═══ Entries provided ═══

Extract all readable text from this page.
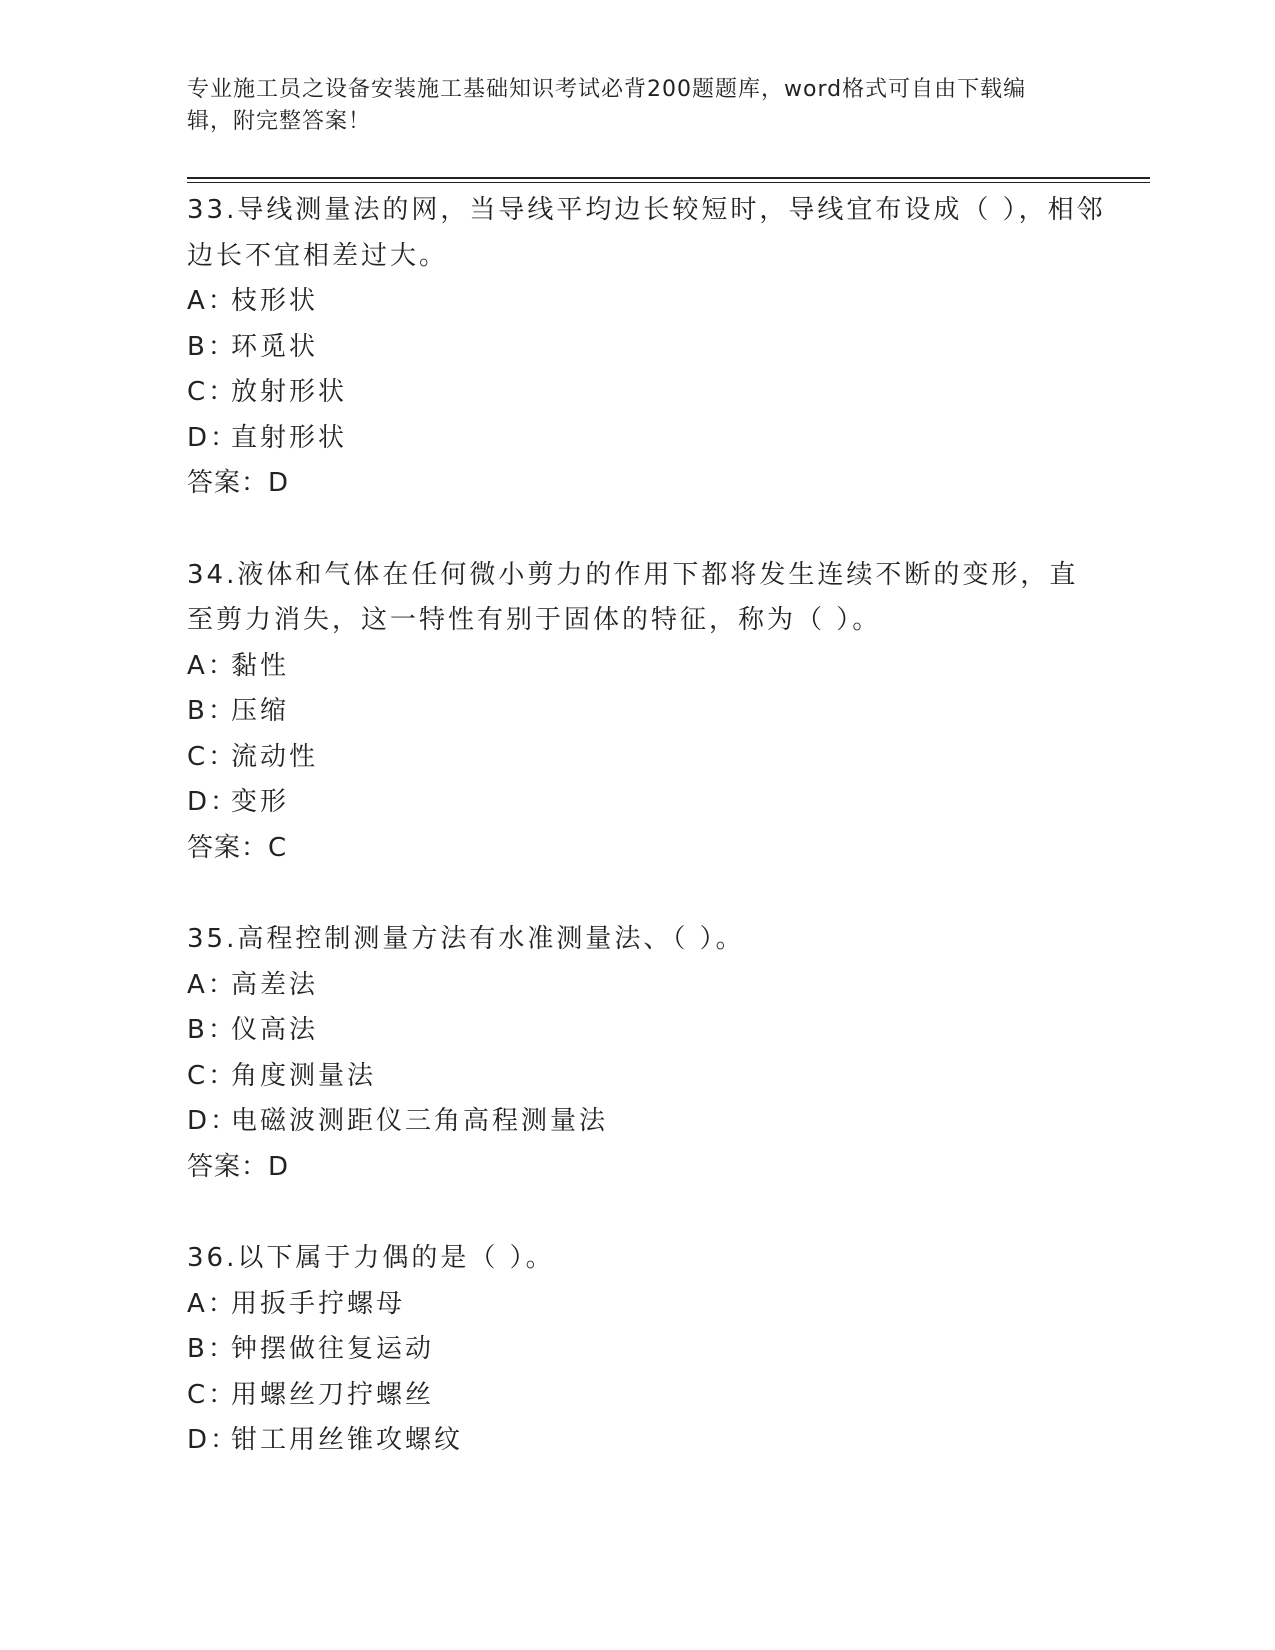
专业施工员之设备安装施工基础知识考试必背200题题库，word格式可自由下载编辑，附完整答案！
33.导线测量法的网，当导线平均边长较短时，导线宜布设成（ ），相邻边长不宜相差过大。
A：枝形状
B：环觅状
C：放射形状
D：直射形状
答案：D
34.液体和气体在任何微小剪力的作用下都将发生连续不断的变形，直至剪力消失，这一特性有别于固体的特征，称为（ ）。
A：黏性
B：压缩
C：流动性
D：变形
答案：C
35.高程控制测量方法有水准测量法、（ ）。
A：高差法
B：仪高法
C：角度测量法
D：电磁波测距仪三角高程测量法
答案：D
36.以下属于力偶的是（ ）。
A：用扳手拧螺母
B：钟摆做往复运动
C：用螺丝刀拧螺丝
D：钳工用丝锥攻螺纹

═══

* _Exercise aim_: Repeat all the data as it stands, dropping any images it holds.

* _Response to the task_:
Extract all readable text from this page.
专业施工员之设备安装施工基础知识考试必背200题题库，word格式可自由下载编辑，附完整答案！
33.导线测量法的网，当导线平均边长较短时，导线宜布设成（ ），相邻边长不宜相差过大。
A：枝形状
B：环觅状
C：放射形状
D：直射形状
答案：D
34.液体和气体在任何微小剪力的作用下都将发生连续不断的变形，直至剪力消失，这一特性有别于固体的特征，称为（ ）。
A：黏性
B：压缩
C：流动性
D：变形
答案：C
35.高程控制测量方法有水准测量法、（ ）。
A：高差法
B：仪高法
C：角度测量法
D：电磁波测距仪三角高程测量法
答案：D
36.以下属于力偶的是（ ）。
A：用扳手拧螺母
B：钟摆做往复运动
C：用螺丝刀拧螺丝
D：钳工用丝锥攻螺纹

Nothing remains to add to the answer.